* _TASK REQUIREMENTS_
- 1) Answer these about the excerpt on particle size distributions, one line each:
(a) At what solids content did the student first fail to make tapes?
(b) At what solids content could he tape cast after mixing his milled powders to the spreadsheet-selected distribution?
(c) How was ease of extrusion measured?
- 2) Can you transcribe the excerpt on particle size distributions from "During that time, one" up to and including "was it.  One!"?

From the spreadsheet results, he selected the compositions he wanted to test in the lab.  This allowed him to considerably reduce the number of lab trials.  Note:  he had tested a large number of compositions in the spreadsheet.

When he then went into the lab, mixed and produced the new distributions, and extruded samples, the distributions with the shallow slopes extruded very easily (measured by tracking flow rate as a function of applied pressure in a piston extruder) and the steep slopes extruded very poorly.  Actually, there was little difference in extrusion behaviors between some of his new mixtures and the individual powders which he also tested.  The resulting changes to the histograms appeared to be relatively minor (almost non-existent), but the extrusion test results were remarkably different.  We were all surprised to learn that such 'minor' changes to the histograms produced such dramatic changes in extrusion behaviors.

                    A Superconducting Oxide Example

Several years ago, everybody was searching to identify THE new family of high temperature (i.e., room temperature) superconducting oxide materials.  Rumor had it that Nobel prizes would be in the offing to the person or group who came up with the new composition.  So everybody was searching for the new, room temperature composition.  No one ever identified this new family, by the way, but a lot of effort over several years went into the search.

During that time, one of our students was trying to tape cast thin films of superconducting oxides.  He came to me after being unsuccessful at making tapes at 60% solids.  He was using a commercial organic liquid as the suspending fluid.  His only variables were the PSD of his powders and the solids contents.  The specific problem he had was that the supplier only provided him with one powder (that is, with one PSD.)  That was it.  One!

We decided that he should ball mill that one powder to produce several different, finer distributions to be used to make a mixture.  After completing that step, he measured the PSDs of each using our particle size analyzer.  We then put the measured distribution results into the spreadsheet program and asked it to select the mixture composition that packed most densely.  With that composition in hand, he then went out to the lab and mixed his milled powders to produce that distribution.  With that distribution, he was able to successfully tape cast at 75% solids.

After further processing, he determined that he had sufficiently contaminated his powder during the ball milling, that he could not obtain the superconducting properties he  needed.  BUT, he then knew exactly whcih PSD he needed to be able to successfully tape cast his powders.  He took that information and went back to the supplier to show them the range of particle sizes he needed to successfully complete his research.

* _GIVEN MATERIAL_

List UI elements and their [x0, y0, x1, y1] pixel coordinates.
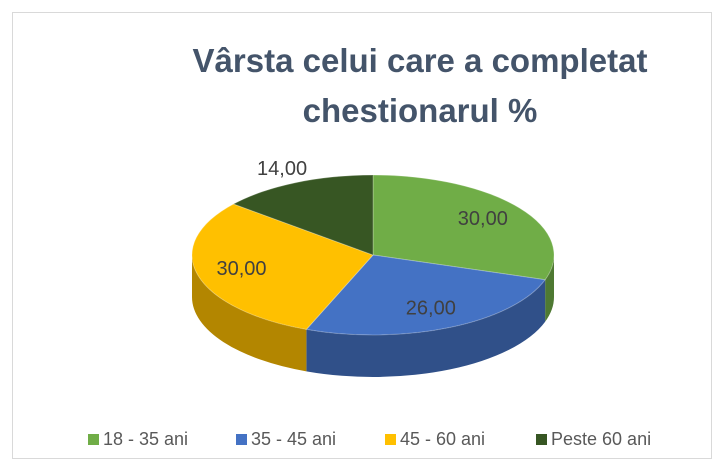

* _ANSWERS FOR THE EXERCISE_
- 1)
(a) 60% solids.
(b) 75% solids.
(c) By tracking flow rate as a function of applied pressure in a piston extruder.

- 2)
During that time, one of our students was trying to tape cast thin films of superconducting oxides.  He came to me after being unsuccessful at making tapes at 60% solids.  He was using a commercial organic liquid as the suspending fluid.  His only variables were the PSD of his powders and the solids contents.  The specific problem he had was that the supplier only provided him with one powder (that is, with one PSD.)  That was it.  One!